* begin *

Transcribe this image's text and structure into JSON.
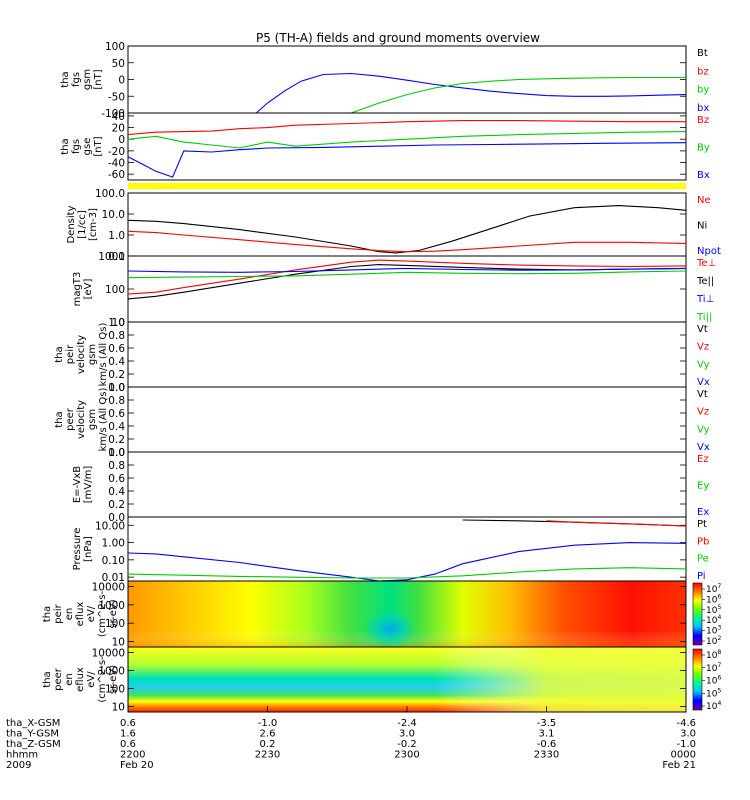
{
  "chart_data": {
    "type": "line",
    "title": "P5 (TH-A) fields and ground moments overview",
    "x_axis": {
      "rows": [
        {
          "name": "tha_X-GSM",
          "values": [
            "0.6",
            "-1.0",
            "-2.4",
            "-3.5",
            "-4.6"
          ]
        },
        {
          "name": "tha_Y-GSM",
          "values": [
            "1.6",
            "2.6",
            "3.0",
            "3.1",
            "3.0"
          ]
        },
        {
          "name": "tha_Z-GSM",
          "values": [
            "0.6",
            "0.2",
            "-0.2",
            "-0.6",
            "-1.0"
          ]
        },
        {
          "name": "hhmm",
          "values": [
            "2200",
            "2230",
            "2300",
            "2330",
            "0000"
          ]
        },
        {
          "name": "2009",
          "values": [
            "Feb 20",
            "",
            "",
            "",
            "Feb 21"
          ]
        }
      ]
    },
    "panels": [
      {
        "id": "fgs_gsm",
        "ylabel": [
          "tha",
          "fgs",
          "gsm",
          "[nT]"
        ],
        "scale": "linear",
        "ylim": [
          -100,
          100
        ],
        "ticks": [
          "100",
          "50",
          "0",
          "-50",
          "-100"
        ],
        "tick_values": [
          100,
          50,
          0,
          -50,
          -100
        ],
        "legend": [
          {
            "label": "Bt",
            "color": "#000000"
          },
          {
            "label": "bz",
            "color": "#ff0000"
          },
          {
            "label": "by",
            "color": "#00cc00"
          },
          {
            "label": "bx",
            "color": "#0000ff"
          }
        ],
        "series": [
          {
            "color": "#0000ff",
            "x": [
              0.23,
              0.25,
              0.28,
              0.31,
              0.35,
              0.4,
              0.45,
              0.5,
              0.55,
              0.6,
              0.65,
              0.7,
              0.75,
              0.8,
              0.85,
              0.9,
              0.95,
              1.0
            ],
            "y": [
              -100,
              -70,
              -35,
              -5,
              15,
              18,
              10,
              -2,
              -15,
              -25,
              -35,
              -42,
              -48,
              -50,
              -50,
              -49,
              -47,
              -45
            ]
          },
          {
            "color": "#00cc00",
            "x": [
              0.4,
              0.45,
              0.5,
              0.55,
              0.6,
              0.65,
              0.7,
              0.75,
              0.8,
              0.85,
              0.9,
              0.95,
              1.0
            ],
            "y": [
              -100,
              -70,
              -45,
              -25,
              -12,
              -5,
              0,
              2,
              4,
              5,
              6,
              6,
              6
            ]
          }
        ]
      },
      {
        "id": "fgs_gse",
        "ylabel": [
          "tha",
          "fgs",
          "gse",
          "[nT]"
        ],
        "scale": "linear",
        "ylim": [
          -70,
          45
        ],
        "ticks": [
          "40",
          "20",
          "0",
          "-20",
          "-40",
          "-60"
        ],
        "tick_values": [
          40,
          20,
          0,
          -20,
          -40,
          -60
        ],
        "legend": [
          {
            "label": "Bz",
            "color": "#ff0000"
          },
          {
            "label": "By",
            "color": "#00cc00"
          },
          {
            "label": "Bx",
            "color": "#0000ff"
          }
        ],
        "series": [
          {
            "color": "#ff0000",
            "x": [
              0.0,
              0.05,
              0.1,
              0.15,
              0.2,
              0.25,
              0.3,
              0.4,
              0.5,
              0.6,
              0.7,
              0.8,
              0.9,
              1.0
            ],
            "y": [
              8,
              12,
              13,
              14,
              18,
              20,
              24,
              27,
              30,
              32,
              32,
              31,
              30,
              30
            ]
          },
          {
            "color": "#00cc00",
            "x": [
              0.0,
              0.05,
              0.1,
              0.15,
              0.2,
              0.25,
              0.3,
              0.4,
              0.5,
              0.6,
              0.7,
              0.8,
              0.9,
              1.0
            ],
            "y": [
              0,
              5,
              -5,
              -10,
              -15,
              -5,
              -12,
              -5,
              0,
              5,
              8,
              10,
              12,
              13
            ]
          },
          {
            "color": "#0000ff",
            "x": [
              0.0,
              0.03,
              0.05,
              0.08,
              0.1,
              0.15,
              0.2,
              0.25,
              0.35,
              0.45,
              0.55,
              0.65,
              0.75,
              0.85,
              1.0
            ],
            "y": [
              -30,
              -45,
              -55,
              -65,
              -20,
              -22,
              -18,
              -15,
              -14,
              -12,
              -10,
              -9,
              -8,
              -7,
              -6
            ]
          }
        ]
      },
      {
        "id": "flag_bar",
        "ylabel": [],
        "bar_color": "#ffff00"
      },
      {
        "id": "density",
        "ylabel": [
          "Density",
          "[1/cc]",
          "[cm-3]"
        ],
        "scale": "log",
        "ylim": [
          0.1,
          100
        ],
        "ticks": [
          "100.0",
          "10.0",
          "1.0",
          "0.1"
        ],
        "tick_values": [
          100,
          10,
          1,
          0.1
        ],
        "legend": [
          {
            "label": "Ne",
            "color": "#ff0000"
          },
          {
            "label": "Ni",
            "color": "#000000"
          },
          {
            "label": "Npot",
            "color": "#0000ff"
          }
        ],
        "series": [
          {
            "color": "#000000",
            "x": [
              0.0,
              0.05,
              0.1,
              0.2,
              0.3,
              0.4,
              0.45,
              0.48,
              0.52,
              0.58,
              0.65,
              0.72,
              0.8,
              0.88,
              0.95,
              1.0
            ],
            "y": [
              5,
              4.5,
              3.5,
              1.8,
              0.8,
              0.3,
              0.16,
              0.14,
              0.18,
              0.5,
              2,
              8,
              20,
              25,
              20,
              15
            ]
          },
          {
            "color": "#ff0000",
            "x": [
              0.0,
              0.05,
              0.1,
              0.2,
              0.3,
              0.4,
              0.45,
              0.5,
              0.55,
              0.6,
              0.7,
              0.8,
              0.9,
              1.0
            ],
            "y": [
              1.5,
              1.3,
              1.0,
              0.6,
              0.35,
              0.22,
              0.18,
              0.16,
              0.17,
              0.2,
              0.3,
              0.45,
              0.45,
              0.4
            ]
          }
        ]
      },
      {
        "id": "temperature",
        "ylabel": [
          "magT3",
          "[eV]"
        ],
        "scale": "log",
        "ylim": [
          10,
          1000
        ],
        "ticks": [
          "1000",
          "100",
          "10"
        ],
        "tick_values": [
          1000,
          100,
          10
        ],
        "legend": [
          {
            "label": "Te⊥",
            "color": "#ff0000"
          },
          {
            "label": "Te||",
            "color": "#000000"
          },
          {
            "label": "Ti⊥",
            "color": "#0000ff"
          },
          {
            "label": "Ti||",
            "color": "#00cc00"
          }
        ],
        "series": [
          {
            "color": "#ff0000",
            "x": [
              0.0,
              0.05,
              0.1,
              0.2,
              0.3,
              0.4,
              0.45,
              0.5,
              0.6,
              0.7,
              0.8,
              0.9,
              1.0
            ],
            "y": [
              70,
              80,
              110,
              200,
              380,
              650,
              750,
              700,
              600,
              530,
              500,
              480,
              500
            ]
          },
          {
            "color": "#000000",
            "x": [
              0.0,
              0.05,
              0.1,
              0.2,
              0.3,
              0.4,
              0.45,
              0.5,
              0.6,
              0.7,
              0.8,
              0.9,
              1.0
            ],
            "y": [
              50,
              60,
              80,
              150,
              280,
              480,
              550,
              520,
              450,
              400,
              380,
              400,
              420
            ]
          },
          {
            "color": "#0000ff",
            "x": [
              0.0,
              0.1,
              0.2,
              0.3,
              0.4,
              0.5,
              0.6,
              0.7,
              0.8,
              0.9,
              1.0
            ],
            "y": [
              350,
              330,
              320,
              340,
              380,
              420,
              390,
              370,
              380,
              400,
              420
            ]
          },
          {
            "color": "#00cc00",
            "x": [
              0.0,
              0.1,
              0.2,
              0.3,
              0.4,
              0.5,
              0.6,
              0.7,
              0.8,
              0.9,
              1.0
            ],
            "y": [
              220,
              230,
              240,
              250,
              280,
              320,
              300,
              290,
              300,
              330,
              350
            ]
          }
        ]
      },
      {
        "id": "peir_velocity",
        "ylabel": [
          "tha",
          "peir",
          "velocity",
          "gsm",
          "km/s (All Qs)"
        ],
        "scale": "linear",
        "ylim": [
          0,
          1
        ],
        "ticks": [
          "1.0",
          "0.8",
          "0.6",
          "0.4",
          "0.2",
          "0.0"
        ],
        "tick_values": [
          1.0,
          0.8,
          0.6,
          0.4,
          0.2,
          0.0
        ],
        "legend": [
          {
            "label": "Vt",
            "color": "#000000"
          },
          {
            "label": "Vz",
            "color": "#ff0000"
          },
          {
            "label": "Vy",
            "color": "#00cc00"
          },
          {
            "label": "Vx",
            "color": "#0000ff"
          }
        ],
        "series": []
      },
      {
        "id": "peer_velocity",
        "ylabel": [
          "tha",
          "peer",
          "velocity",
          "gsm",
          "km/s (All Qs)"
        ],
        "scale": "linear",
        "ylim": [
          0,
          1
        ],
        "ticks": [
          "1.0",
          "0.8",
          "0.6",
          "0.4",
          "0.2",
          "0.0"
        ],
        "tick_values": [
          1.0,
          0.8,
          0.6,
          0.4,
          0.2,
          0.0
        ],
        "legend": [
          {
            "label": "Vt",
            "color": "#000000"
          },
          {
            "label": "Vz",
            "color": "#ff0000"
          },
          {
            "label": "Vy",
            "color": "#00cc00"
          },
          {
            "label": "Vx",
            "color": "#0000ff"
          }
        ],
        "series": []
      },
      {
        "id": "efield",
        "ylabel": [
          "E=-VxB",
          "[mV/m]"
        ],
        "scale": "linear",
        "ylim": [
          0,
          1
        ],
        "ticks": [
          "1.0",
          "0.8",
          "0.6",
          "0.4",
          "0.2",
          "0.0"
        ],
        "tick_values": [
          1.0,
          0.8,
          0.6,
          0.4,
          0.2,
          0.0
        ],
        "legend": [
          {
            "label": "Ez",
            "color": "#ff0000"
          },
          {
            "label": "Ey",
            "color": "#00cc00"
          },
          {
            "label": "Ex",
            "color": "#0000ff"
          }
        ],
        "series": []
      },
      {
        "id": "pressure",
        "ylabel": [
          "Pressure",
          "[nPa]"
        ],
        "scale": "log",
        "ylim": [
          0.006,
          30
        ],
        "ticks": [
          "10.00",
          "1.00",
          "0.10",
          "0.01"
        ],
        "tick_values": [
          10,
          1,
          0.1,
          0.01
        ],
        "legend": [
          {
            "label": "Pt",
            "color": "#000000"
          },
          {
            "label": "Pb",
            "color": "#ff0000"
          },
          {
            "label": "Pe",
            "color": "#00cc00"
          },
          {
            "label": "Pi",
            "color": "#0000ff"
          }
        ],
        "series": [
          {
            "color": "#000000",
            "x": [
              0.6,
              0.7,
              0.8,
              0.9,
              1.0
            ],
            "y": [
              20,
              18,
              15,
              12,
              9
            ]
          },
          {
            "color": "#ff0000",
            "x": [
              0.75,
              0.8,
              0.9,
              1.0
            ],
            "y": [
              18,
              15,
              12,
              9
            ]
          },
          {
            "color": "#0000ff",
            "x": [
              0.0,
              0.05,
              0.1,
              0.2,
              0.3,
              0.4,
              0.45,
              0.5,
              0.55,
              0.6,
              0.7,
              0.8,
              0.9,
              1.0
            ],
            "y": [
              0.25,
              0.22,
              0.15,
              0.07,
              0.025,
              0.01,
              0.006,
              0.007,
              0.015,
              0.06,
              0.3,
              0.7,
              1.0,
              0.9
            ]
          },
          {
            "color": "#00cc00",
            "x": [
              0.0,
              0.1,
              0.2,
              0.3,
              0.4,
              0.5,
              0.6,
              0.7,
              0.8,
              0.9,
              1.0
            ],
            "y": [
              0.015,
              0.013,
              0.011,
              0.01,
              0.009,
              0.009,
              0.012,
              0.02,
              0.03,
              0.035,
              0.03
            ]
          }
        ]
      },
      {
        "id": "peir_eflux",
        "ylabel": [
          "tha",
          "peir",
          "en",
          "eflux",
          "eV/",
          "(cm^2-s-",
          "sr-eV)"
        ],
        "scale": "log",
        "ylim": [
          5,
          20000
        ],
        "ticks": [
          "10000",
          "1000",
          "100",
          "10"
        ],
        "tick_values": [
          10000,
          1000,
          100,
          10
        ],
        "spectrogram": true,
        "colorbar_ticks": [
          "10^7",
          "10^6",
          "10^5",
          "10^4",
          "10^3",
          "10^2"
        ]
      },
      {
        "id": "peer_eflux",
        "ylabel": [
          "tha",
          "peer",
          "en",
          "eflux",
          "eV/",
          "(cm^2-s-",
          "sr-eV)"
        ],
        "scale": "log",
        "ylim": [
          5,
          20000
        ],
        "ticks": [
          "10000",
          "1000",
          "100",
          "10"
        ],
        "tick_values": [
          10000,
          1000,
          100,
          10
        ],
        "spectrogram": true,
        "colorbar_ticks": [
          "10^8",
          "10^7",
          "10^6",
          "10^5",
          "10^4"
        ]
      }
    ]
  }
}
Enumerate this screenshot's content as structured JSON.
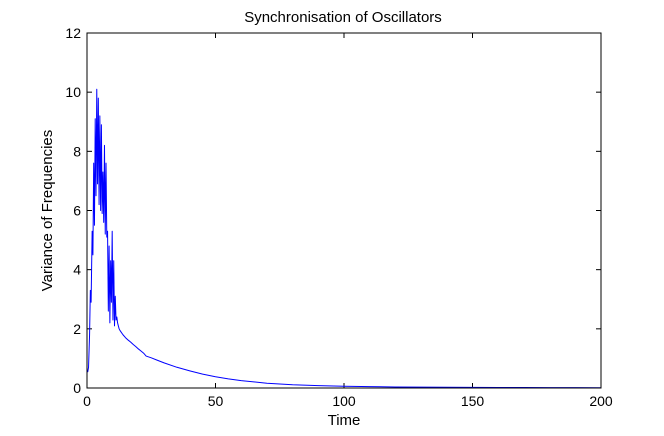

* end *

Reply with the number of lines in the material above that contain "JSON", and nothing more.

● **THE RESPONSE**
2